Task goal:
Search the records for the word "Mounting" and report each line that has it.
>> Start
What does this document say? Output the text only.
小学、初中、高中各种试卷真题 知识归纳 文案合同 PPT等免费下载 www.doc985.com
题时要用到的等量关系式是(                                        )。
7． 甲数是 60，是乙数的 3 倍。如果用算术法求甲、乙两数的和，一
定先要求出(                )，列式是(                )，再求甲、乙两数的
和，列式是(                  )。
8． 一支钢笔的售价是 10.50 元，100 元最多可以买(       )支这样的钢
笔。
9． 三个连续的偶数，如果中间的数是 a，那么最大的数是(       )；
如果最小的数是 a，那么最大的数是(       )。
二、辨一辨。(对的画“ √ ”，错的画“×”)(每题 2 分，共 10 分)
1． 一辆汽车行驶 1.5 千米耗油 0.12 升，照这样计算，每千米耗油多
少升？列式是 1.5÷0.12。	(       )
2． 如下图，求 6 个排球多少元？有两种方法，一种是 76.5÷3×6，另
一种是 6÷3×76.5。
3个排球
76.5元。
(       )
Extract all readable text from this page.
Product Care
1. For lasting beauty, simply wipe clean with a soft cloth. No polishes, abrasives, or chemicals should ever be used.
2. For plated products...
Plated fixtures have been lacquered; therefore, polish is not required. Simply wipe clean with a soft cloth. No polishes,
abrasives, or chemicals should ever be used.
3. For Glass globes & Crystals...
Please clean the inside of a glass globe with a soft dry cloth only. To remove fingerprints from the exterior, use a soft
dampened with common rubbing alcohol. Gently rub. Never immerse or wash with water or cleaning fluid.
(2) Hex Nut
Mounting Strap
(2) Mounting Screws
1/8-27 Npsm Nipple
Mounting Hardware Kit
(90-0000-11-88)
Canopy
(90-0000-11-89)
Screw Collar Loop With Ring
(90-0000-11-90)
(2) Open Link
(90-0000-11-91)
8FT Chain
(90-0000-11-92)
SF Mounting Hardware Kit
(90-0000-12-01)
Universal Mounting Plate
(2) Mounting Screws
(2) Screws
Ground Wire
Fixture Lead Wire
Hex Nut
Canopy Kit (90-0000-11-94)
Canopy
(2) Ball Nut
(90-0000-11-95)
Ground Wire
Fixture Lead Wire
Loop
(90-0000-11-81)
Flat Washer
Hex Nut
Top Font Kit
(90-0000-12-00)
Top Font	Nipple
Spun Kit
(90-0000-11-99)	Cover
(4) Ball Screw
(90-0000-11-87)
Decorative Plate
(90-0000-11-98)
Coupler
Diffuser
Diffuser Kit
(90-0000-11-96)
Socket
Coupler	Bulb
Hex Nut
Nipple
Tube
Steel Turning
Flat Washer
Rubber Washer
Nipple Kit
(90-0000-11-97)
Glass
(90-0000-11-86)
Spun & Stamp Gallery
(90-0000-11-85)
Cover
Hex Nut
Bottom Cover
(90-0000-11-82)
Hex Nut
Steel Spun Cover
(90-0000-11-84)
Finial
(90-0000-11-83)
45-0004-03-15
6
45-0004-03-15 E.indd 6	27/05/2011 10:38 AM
>> End
Full solution:
Mounting Strap
(2) Mounting Screws
Mounting Hardware Kit
SF Mounting Hardware Kit
Universal Mounting Plate
(2) Mounting Screws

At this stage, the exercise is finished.